== Input data

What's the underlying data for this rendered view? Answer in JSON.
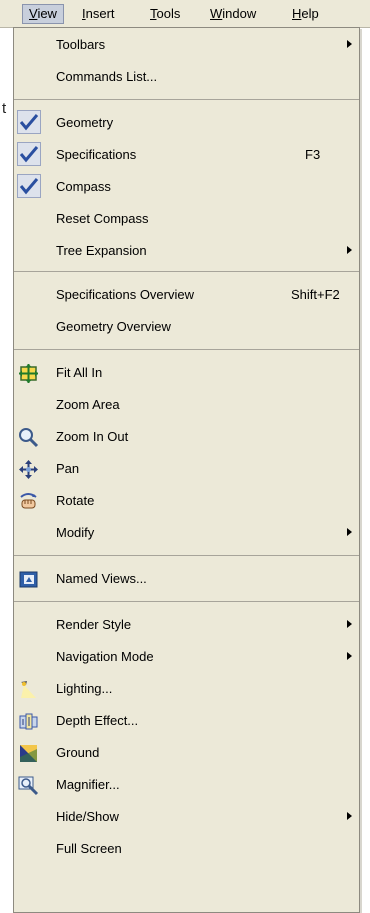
{
  "menubar": {
    "items": [
      "View",
      "Insert",
      "Tools",
      "Window",
      "Help"
    ],
    "active": "View"
  },
  "background": {
    "fragment_text": "t"
  },
  "menu": {
    "toolbars": "Toolbars",
    "commands_list": "Commands List...",
    "geometry": "Geometry",
    "specifications": "Specifications",
    "specifications_shortcut": "F3",
    "compass": "Compass",
    "reset_compass": "Reset Compass",
    "tree_expansion": "Tree Expansion",
    "specifications_overview": "Specifications Overview",
    "specifications_overview_shortcut": "Shift+F2",
    "geometry_overview": "Geometry Overview",
    "fit_all_in": "Fit All In",
    "zoom_area": "Zoom Area",
    "zoom_in_out": "Zoom In Out",
    "pan": "Pan",
    "rotate": "Rotate",
    "modify": "Modify",
    "named_views": "Named Views...",
    "render_style": "Render Style",
    "navigation_mode": "Navigation Mode",
    "lighting": "Lighting...",
    "depth_effect": "Depth Effect...",
    "ground": "Ground",
    "magnifier": "Magnifier...",
    "hide_show": "Hide/Show",
    "full_screen": "Full Screen"
  },
  "checked": [
    "geometry",
    "specifications",
    "compass"
  ],
  "icons": {
    "check": "checkmark-icon",
    "fit_all_in": "fit-all-in-icon",
    "zoom_in_out": "magnifying-glass-icon",
    "pan": "pan-arrows-icon",
    "rotate": "rotate-hand-icon",
    "named_views": "named-views-icon",
    "lighting": "lamp-icon",
    "depth_effect": "depth-effect-icon",
    "ground": "ground-icon",
    "magnifier": "magnifier-icon"
  },
  "colors": {
    "menu_bg": "#ece9d8",
    "check_bg": "#dde2ec",
    "check_mark": "#2a4fa0"
  }
}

====

Do this
Reproduce the full listing faithfully, but do not carry over any pictures.

Expected answer
What's the underlying data for this rendered view? Answer in JSON.
{
  "menubar": {
    "items": [
      "View",
      "Insert",
      "Tools",
      "Window",
      "Help"
    ],
    "active": "View"
  },
  "background": {
    "fragment_text": "t"
  },
  "menu": {
    "toolbars": "Toolbars",
    "commands_list": "Commands List...",
    "geometry": "Geometry",
    "specifications": "Specifications",
    "specifications_shortcut": "F3",
    "compass": "Compass",
    "reset_compass": "Reset Compass",
    "tree_expansion": "Tree Expansion",
    "specifications_overview": "Specifications Overview",
    "specifications_overview_shortcut": "Shift+F2",
    "geometry_overview": "Geometry Overview",
    "fit_all_in": "Fit All In",
    "zoom_area": "Zoom Area",
    "zoom_in_out": "Zoom In Out",
    "pan": "Pan",
    "rotate": "Rotate",
    "modify": "Modify",
    "named_views": "Named Views...",
    "render_style": "Render Style",
    "navigation_mode": "Navigation Mode",
    "lighting": "Lighting...",
    "depth_effect": "Depth Effect...",
    "ground": "Ground",
    "magnifier": "Magnifier...",
    "hide_show": "Hide/Show",
    "full_screen": "Full Screen"
  },
  "checked": [
    "geometry",
    "specifications",
    "compass"
  ],
  "icons": {
    "check": "checkmark-icon",
    "fit_all_in": "fit-all-in-icon",
    "zoom_in_out": "magnifying-glass-icon",
    "pan": "pan-arrows-icon",
    "rotate": "rotate-hand-icon",
    "named_views": "named-views-icon",
    "lighting": "lamp-icon",
    "depth_effect": "depth-effect-icon",
    "ground": "ground-icon",
    "magnifier": "magnifier-icon"
  },
  "colors": {
    "menu_bg": "#ece9d8",
    "check_bg": "#dde2ec",
    "check_mark": "#2a4fa0"
  }
}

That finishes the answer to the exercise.